### [Challenge]
Return all the data below as it stands, minus the pictures.

### [Input material]
☆ ☆ ☆
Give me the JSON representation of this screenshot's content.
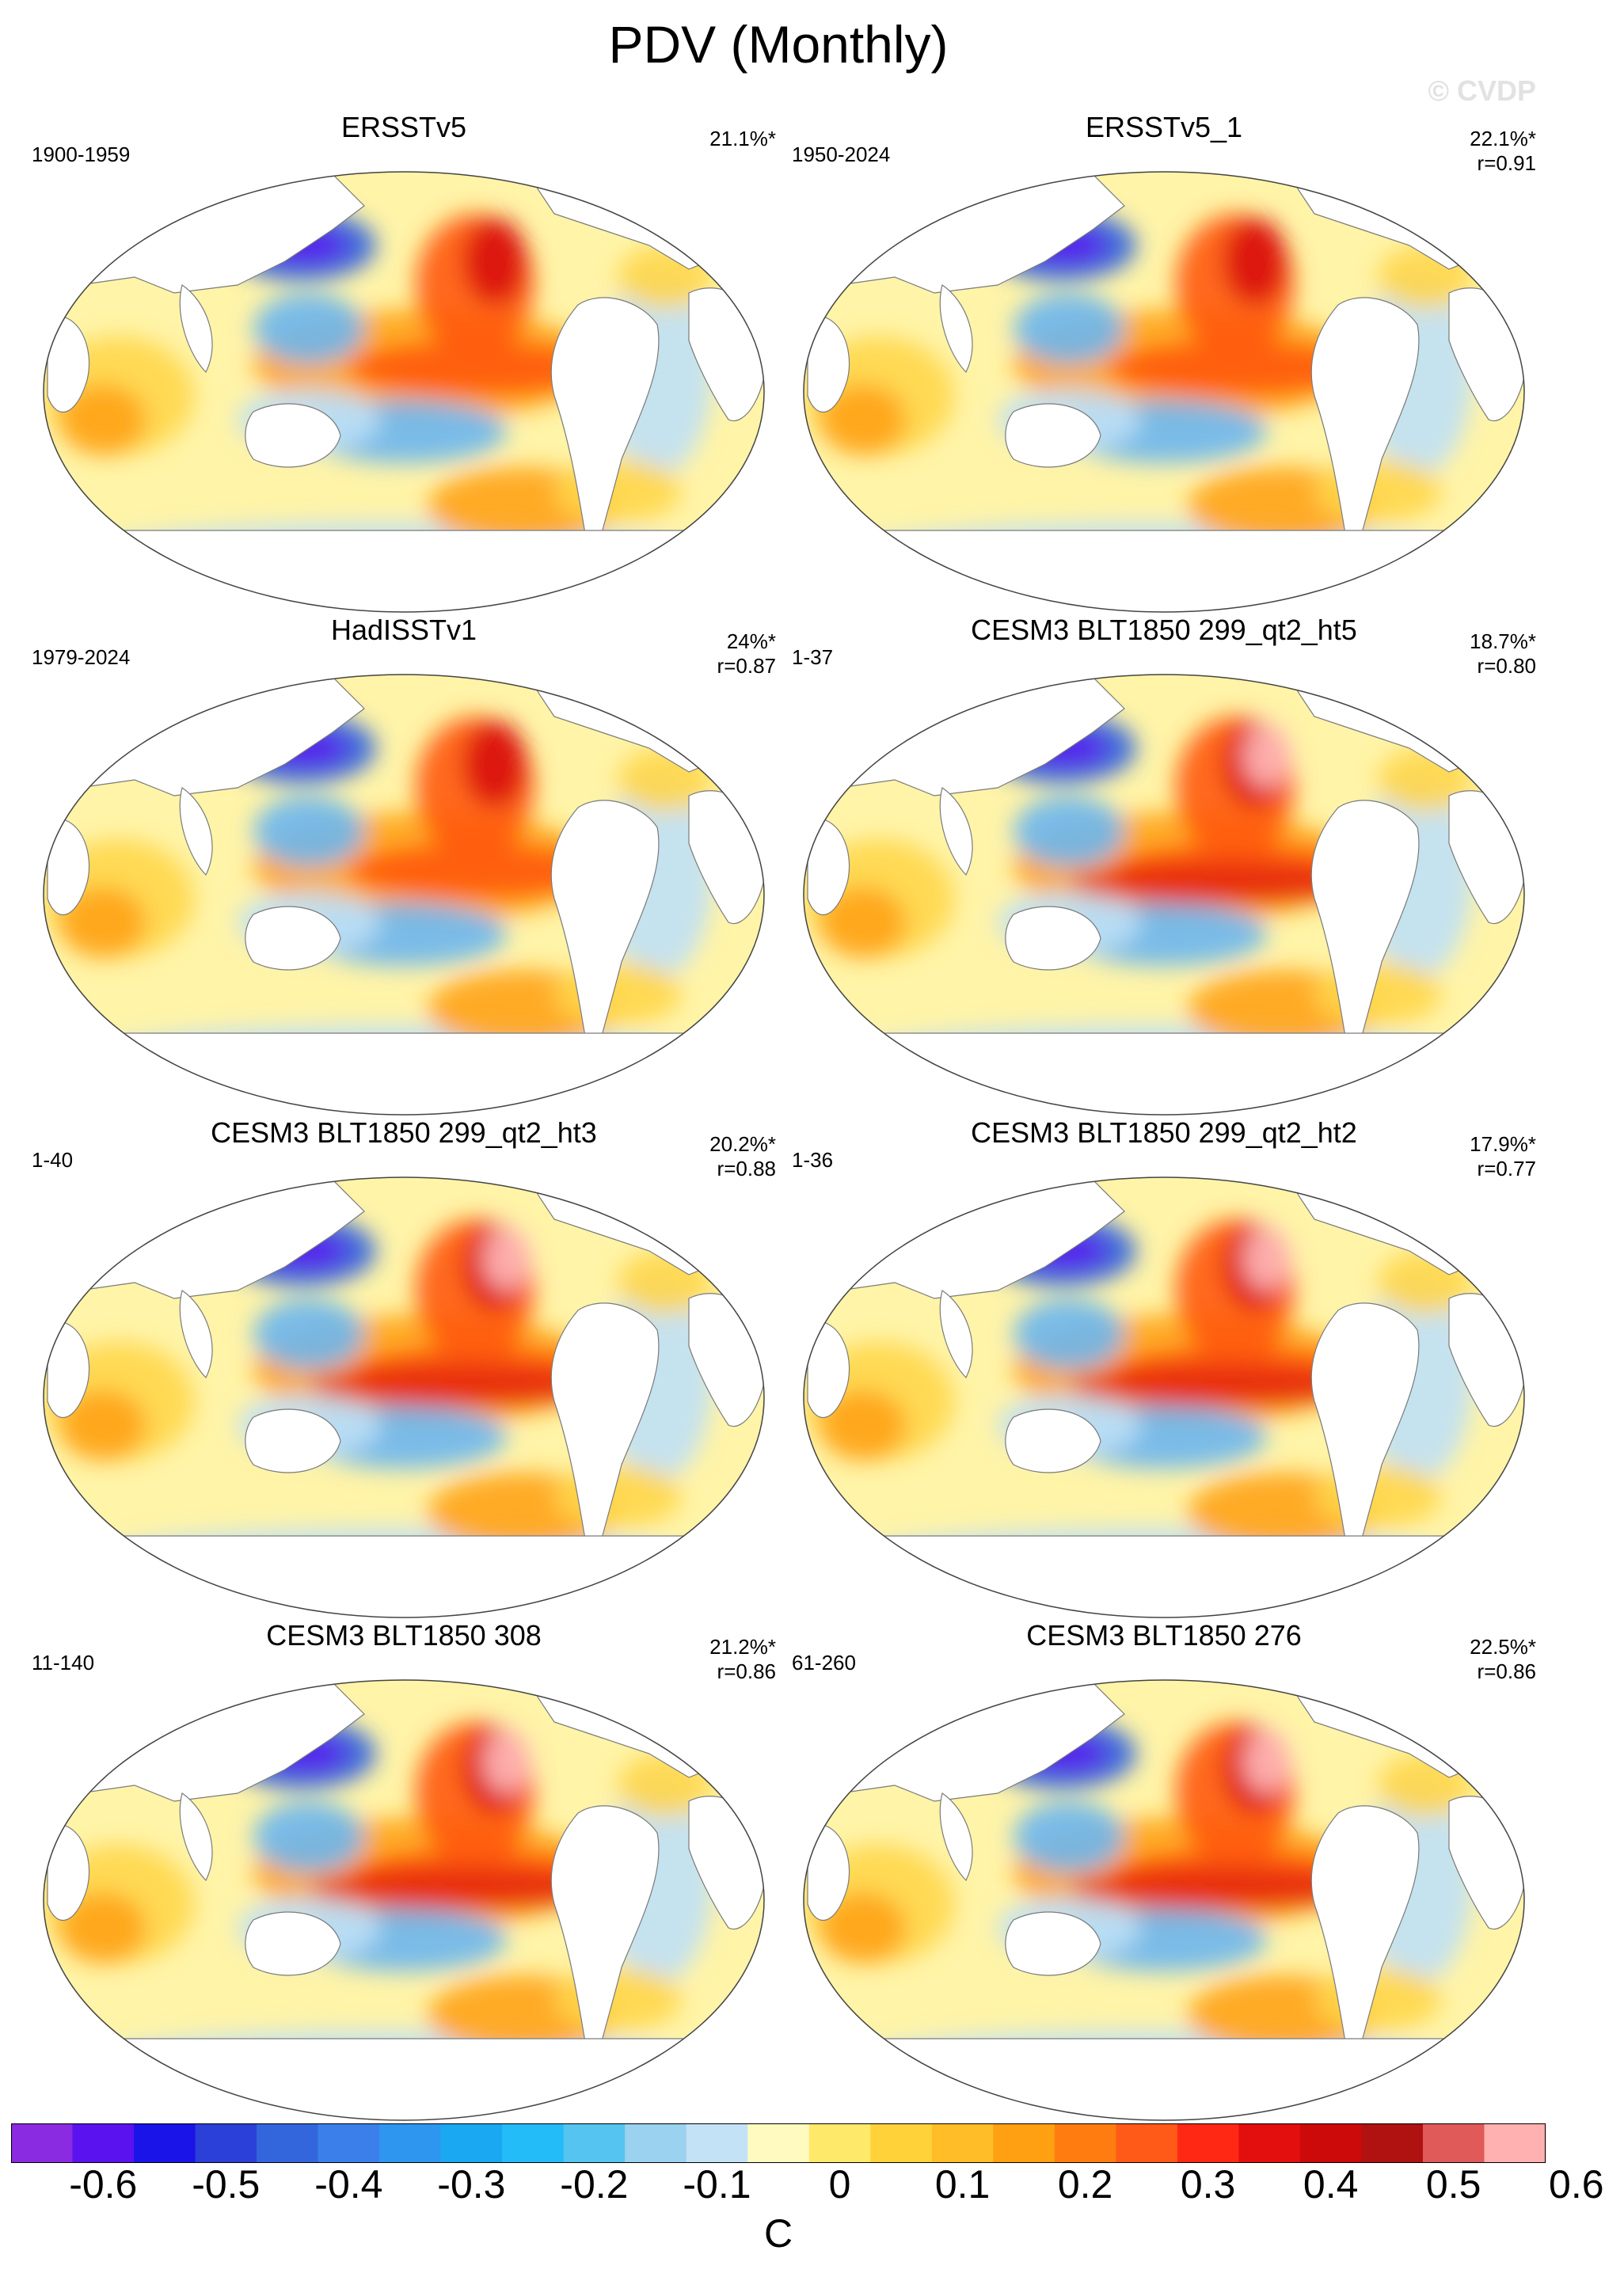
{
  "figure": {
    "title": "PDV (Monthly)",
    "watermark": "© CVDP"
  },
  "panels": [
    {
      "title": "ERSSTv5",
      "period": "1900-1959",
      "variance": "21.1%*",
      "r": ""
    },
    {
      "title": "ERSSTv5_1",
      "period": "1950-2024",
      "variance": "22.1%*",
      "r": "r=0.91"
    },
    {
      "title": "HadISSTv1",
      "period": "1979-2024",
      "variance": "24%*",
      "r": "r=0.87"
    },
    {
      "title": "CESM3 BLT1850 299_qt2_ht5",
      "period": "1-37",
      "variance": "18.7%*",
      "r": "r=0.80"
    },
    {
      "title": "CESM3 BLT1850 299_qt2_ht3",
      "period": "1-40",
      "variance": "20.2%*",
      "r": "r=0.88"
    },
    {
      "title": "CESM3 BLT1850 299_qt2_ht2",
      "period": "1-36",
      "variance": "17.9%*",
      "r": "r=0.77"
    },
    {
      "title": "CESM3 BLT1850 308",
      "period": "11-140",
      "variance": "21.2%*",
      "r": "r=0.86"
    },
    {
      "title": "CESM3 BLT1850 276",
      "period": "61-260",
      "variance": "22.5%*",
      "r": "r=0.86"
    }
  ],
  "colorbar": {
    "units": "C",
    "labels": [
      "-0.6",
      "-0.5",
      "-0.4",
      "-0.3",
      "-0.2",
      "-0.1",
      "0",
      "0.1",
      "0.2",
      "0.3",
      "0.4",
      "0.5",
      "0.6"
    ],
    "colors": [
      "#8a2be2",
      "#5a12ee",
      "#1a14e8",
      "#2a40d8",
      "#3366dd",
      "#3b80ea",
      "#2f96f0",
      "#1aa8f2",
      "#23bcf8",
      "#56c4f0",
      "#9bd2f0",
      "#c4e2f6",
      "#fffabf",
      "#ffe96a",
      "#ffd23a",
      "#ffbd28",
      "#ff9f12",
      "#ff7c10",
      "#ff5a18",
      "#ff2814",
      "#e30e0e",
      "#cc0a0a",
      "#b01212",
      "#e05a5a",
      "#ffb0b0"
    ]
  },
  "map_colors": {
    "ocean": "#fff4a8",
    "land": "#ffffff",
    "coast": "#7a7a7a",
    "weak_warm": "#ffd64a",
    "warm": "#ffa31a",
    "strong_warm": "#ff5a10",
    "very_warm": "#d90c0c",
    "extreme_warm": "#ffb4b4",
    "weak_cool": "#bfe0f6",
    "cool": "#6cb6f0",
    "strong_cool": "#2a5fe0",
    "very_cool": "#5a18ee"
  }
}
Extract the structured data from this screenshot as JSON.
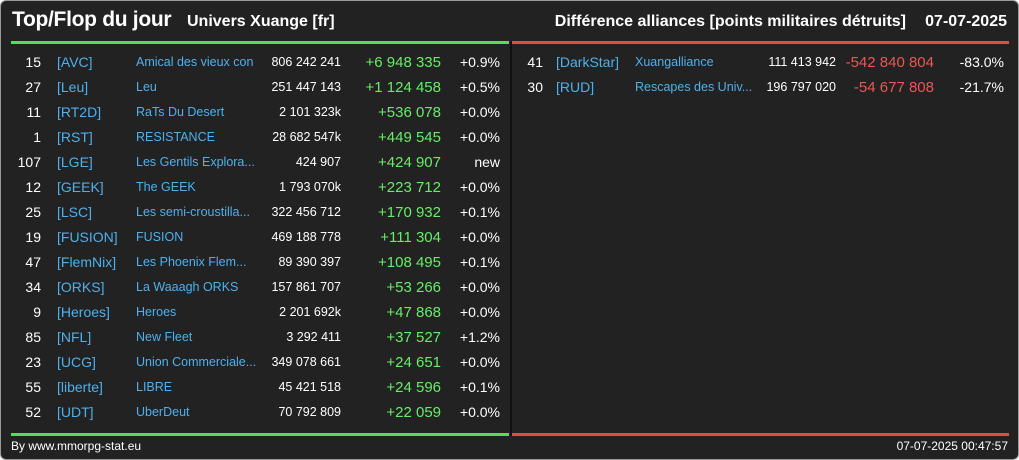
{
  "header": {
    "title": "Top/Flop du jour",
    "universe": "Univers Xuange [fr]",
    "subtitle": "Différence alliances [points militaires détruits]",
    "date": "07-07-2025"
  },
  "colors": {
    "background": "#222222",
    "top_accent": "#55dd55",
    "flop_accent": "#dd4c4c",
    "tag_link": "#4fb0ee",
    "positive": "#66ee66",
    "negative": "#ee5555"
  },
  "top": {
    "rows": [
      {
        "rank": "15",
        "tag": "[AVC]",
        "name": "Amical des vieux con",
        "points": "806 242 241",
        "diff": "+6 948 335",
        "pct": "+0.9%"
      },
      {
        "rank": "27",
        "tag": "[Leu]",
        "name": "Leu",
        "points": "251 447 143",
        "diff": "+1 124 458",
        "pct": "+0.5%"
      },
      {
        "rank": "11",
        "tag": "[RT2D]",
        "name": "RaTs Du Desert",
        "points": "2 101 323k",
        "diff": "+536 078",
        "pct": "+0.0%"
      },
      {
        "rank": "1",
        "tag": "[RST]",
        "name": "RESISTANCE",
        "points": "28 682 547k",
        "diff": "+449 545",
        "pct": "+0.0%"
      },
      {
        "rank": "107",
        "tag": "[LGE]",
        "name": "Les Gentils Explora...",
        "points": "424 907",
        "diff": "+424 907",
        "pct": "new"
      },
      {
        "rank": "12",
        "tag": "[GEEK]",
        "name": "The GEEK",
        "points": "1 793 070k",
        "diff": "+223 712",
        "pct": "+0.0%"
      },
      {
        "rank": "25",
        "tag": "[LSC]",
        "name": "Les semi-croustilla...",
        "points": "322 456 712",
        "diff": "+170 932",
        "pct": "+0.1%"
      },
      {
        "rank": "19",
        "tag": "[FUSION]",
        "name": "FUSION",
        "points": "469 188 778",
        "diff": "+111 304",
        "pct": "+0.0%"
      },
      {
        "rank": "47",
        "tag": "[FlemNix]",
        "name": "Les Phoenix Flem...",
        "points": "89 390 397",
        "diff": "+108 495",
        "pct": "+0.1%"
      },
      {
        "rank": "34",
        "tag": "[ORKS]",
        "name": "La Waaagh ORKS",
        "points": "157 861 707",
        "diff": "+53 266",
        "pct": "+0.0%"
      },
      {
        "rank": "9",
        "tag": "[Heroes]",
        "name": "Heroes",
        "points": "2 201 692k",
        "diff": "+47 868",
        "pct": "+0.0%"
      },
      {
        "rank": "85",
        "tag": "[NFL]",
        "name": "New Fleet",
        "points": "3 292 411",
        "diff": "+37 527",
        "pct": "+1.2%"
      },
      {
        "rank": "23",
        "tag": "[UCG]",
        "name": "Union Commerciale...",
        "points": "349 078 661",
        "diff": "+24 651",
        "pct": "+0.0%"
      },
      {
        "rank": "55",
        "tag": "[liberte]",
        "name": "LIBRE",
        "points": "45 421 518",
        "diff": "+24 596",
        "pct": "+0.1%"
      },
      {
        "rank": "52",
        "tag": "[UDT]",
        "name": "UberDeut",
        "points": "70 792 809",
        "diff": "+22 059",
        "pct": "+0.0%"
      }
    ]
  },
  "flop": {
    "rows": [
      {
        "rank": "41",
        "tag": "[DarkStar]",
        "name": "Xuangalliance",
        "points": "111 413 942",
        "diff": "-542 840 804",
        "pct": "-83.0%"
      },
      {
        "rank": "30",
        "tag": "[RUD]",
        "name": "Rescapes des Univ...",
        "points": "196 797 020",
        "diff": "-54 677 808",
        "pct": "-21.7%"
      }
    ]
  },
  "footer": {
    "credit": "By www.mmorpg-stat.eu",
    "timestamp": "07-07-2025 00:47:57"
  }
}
☆ ☆ ☆
### [Written answer]
Give me the JSON representation of this screenshot's content.
{
  "figure": {
    "title": "PDV (Monthly)",
    "watermark": "© CVDP"
  },
  "panels": [
    {
      "title": "ERSSTv5",
      "period": "1900-1959",
      "variance": "21.1%*",
      "r": ""
    },
    {
      "title": "ERSSTv5_1",
      "period": "1950-2024",
      "variance": "22.1%*",
      "r": "r=0.91"
    },
    {
      "title": "HadISSTv1",
      "period": "1979-2024",
      "variance": "24%*",
      "r": "r=0.87"
    },
    {
      "title": "CESM3 BLT1850 299_qt2_ht5",
      "period": "1-37",
      "variance": "18.7%*",
      "r": "r=0.80"
    },
    {
      "title": "CESM3 BLT1850 299_qt2_ht3",
      "period": "1-40",
      "variance": "20.2%*",
      "r": "r=0.88"
    },
    {
      "title": "CESM3 BLT1850 299_qt2_ht2",
      "period": "1-36",
      "variance": "17.9%*",
      "r": "r=0.77"
    },
    {
      "title": "CESM3 BLT1850 308",
      "period": "11-140",
      "variance": "21.2%*",
      "r": "r=0.86"
    },
    {
      "title": "CESM3 BLT1850 276",
      "period": "61-260",
      "variance": "22.5%*",
      "r": "r=0.86"
    }
  ],
  "colorbar": {
    "units": "C",
    "labels": [
      "-0.6",
      "-0.5",
      "-0.4",
      "-0.3",
      "-0.2",
      "-0.1",
      "0",
      "0.1",
      "0.2",
      "0.3",
      "0.4",
      "0.5",
      "0.6"
    ],
    "colors": [
      "#8a2be2",
      "#5a12ee",
      "#1a14e8",
      "#2a40d8",
      "#3366dd",
      "#3b80ea",
      "#2f96f0",
      "#1aa8f2",
      "#23bcf8",
      "#56c4f0",
      "#9bd2f0",
      "#c4e2f6",
      "#fffabf",
      "#ffe96a",
      "#ffd23a",
      "#ffbd28",
      "#ff9f12",
      "#ff7c10",
      "#ff5a18",
      "#ff2814",
      "#e30e0e",
      "#cc0a0a",
      "#b01212",
      "#e05a5a",
      "#ffb0b0"
    ]
  },
  "map_colors": {
    "ocean": "#fff4a8",
    "land": "#ffffff",
    "coast": "#7a7a7a",
    "weak_warm": "#ffd64a",
    "warm": "#ffa31a",
    "strong_warm": "#ff5a10",
    "very_warm": "#d90c0c",
    "extreme_warm": "#ffb4b4",
    "weak_cool": "#bfe0f6",
    "cool": "#6cb6f0",
    "strong_cool": "#2a5fe0",
    "very_cool": "#5a18ee"
  }
}
Extract the structured data from this screenshot as JSON.
{
  "header": {
    "title": "Top/Flop du jour",
    "universe": "Univers Xuange [fr]",
    "subtitle": "Différence alliances [points militaires détruits]",
    "date": "07-07-2025"
  },
  "colors": {
    "background": "#222222",
    "top_accent": "#55dd55",
    "flop_accent": "#dd4c4c",
    "tag_link": "#4fb0ee",
    "positive": "#66ee66",
    "negative": "#ee5555"
  },
  "top": {
    "rows": [
      {
        "rank": "15",
        "tag": "[AVC]",
        "name": "Amical des vieux con",
        "points": "806 242 241",
        "diff": "+6 948 335",
        "pct": "+0.9%"
      },
      {
        "rank": "27",
        "tag": "[Leu]",
        "name": "Leu",
        "points": "251 447 143",
        "diff": "+1 124 458",
        "pct": "+0.5%"
      },
      {
        "rank": "11",
        "tag": "[RT2D]",
        "name": "RaTs Du Desert",
        "points": "2 101 323k",
        "diff": "+536 078",
        "pct": "+0.0%"
      },
      {
        "rank": "1",
        "tag": "[RST]",
        "name": "RESISTANCE",
        "points": "28 682 547k",
        "diff": "+449 545",
        "pct": "+0.0%"
      },
      {
        "rank": "107",
        "tag": "[LGE]",
        "name": "Les Gentils Explora...",
        "points": "424 907",
        "diff": "+424 907",
        "pct": "new"
      },
      {
        "rank": "12",
        "tag": "[GEEK]",
        "name": "The GEEK",
        "points": "1 793 070k",
        "diff": "+223 712",
        "pct": "+0.0%"
      },
      {
        "rank": "25",
        "tag": "[LSC]",
        "name": "Les semi-croustilla...",
        "points": "322 456 712",
        "diff": "+170 932",
        "pct": "+0.1%"
      },
      {
        "rank": "19",
        "tag": "[FUSION]",
        "name": "FUSION",
        "points": "469 188 778",
        "diff": "+111 304",
        "pct": "+0.0%"
      },
      {
        "rank": "47",
        "tag": "[FlemNix]",
        "name": "Les Phoenix Flem...",
        "points": "89 390 397",
        "diff": "+108 495",
        "pct": "+0.1%"
      },
      {
        "rank": "34",
        "tag": "[ORKS]",
        "name": "La Waaagh ORKS",
        "points": "157 861 707",
        "diff": "+53 266",
        "pct": "+0.0%"
      },
      {
        "rank": "9",
        "tag": "[Heroes]",
        "name": "Heroes",
        "points": "2 201 692k",
        "diff": "+47 868",
        "pct": "+0.0%"
      },
      {
        "rank": "85",
        "tag": "[NFL]",
        "name": "New Fleet",
        "points": "3 292 411",
        "diff": "+37 527",
        "pct": "+1.2%"
      },
      {
        "rank": "23",
        "tag": "[UCG]",
        "name": "Union Commerciale...",
        "points": "349 078 661",
        "diff": "+24 651",
        "pct": "+0.0%"
      },
      {
        "rank": "55",
        "tag": "[liberte]",
        "name": "LIBRE",
        "points": "45 421 518",
        "diff": "+24 596",
        "pct": "+0.1%"
      },
      {
        "rank": "52",
        "tag": "[UDT]",
        "name": "UberDeut",
        "points": "70 792 809",
        "diff": "+22 059",
        "pct": "+0.0%"
      }
    ]
  },
  "flop": {
    "rows": [
      {
        "rank": "41",
        "tag": "[DarkStar]",
        "name": "Xuangalliance",
        "points": "111 413 942",
        "diff": "-542 840 804",
        "pct": "-83.0%"
      },
      {
        "rank": "30",
        "tag": "[RUD]",
        "name": "Rescapes des Univ...",
        "points": "196 797 020",
        "diff": "-54 677 808",
        "pct": "-21.7%"
      }
    ]
  },
  "footer": {
    "credit": "By www.mmorpg-stat.eu",
    "timestamp": "07-07-2025 00:47:57"
  }
}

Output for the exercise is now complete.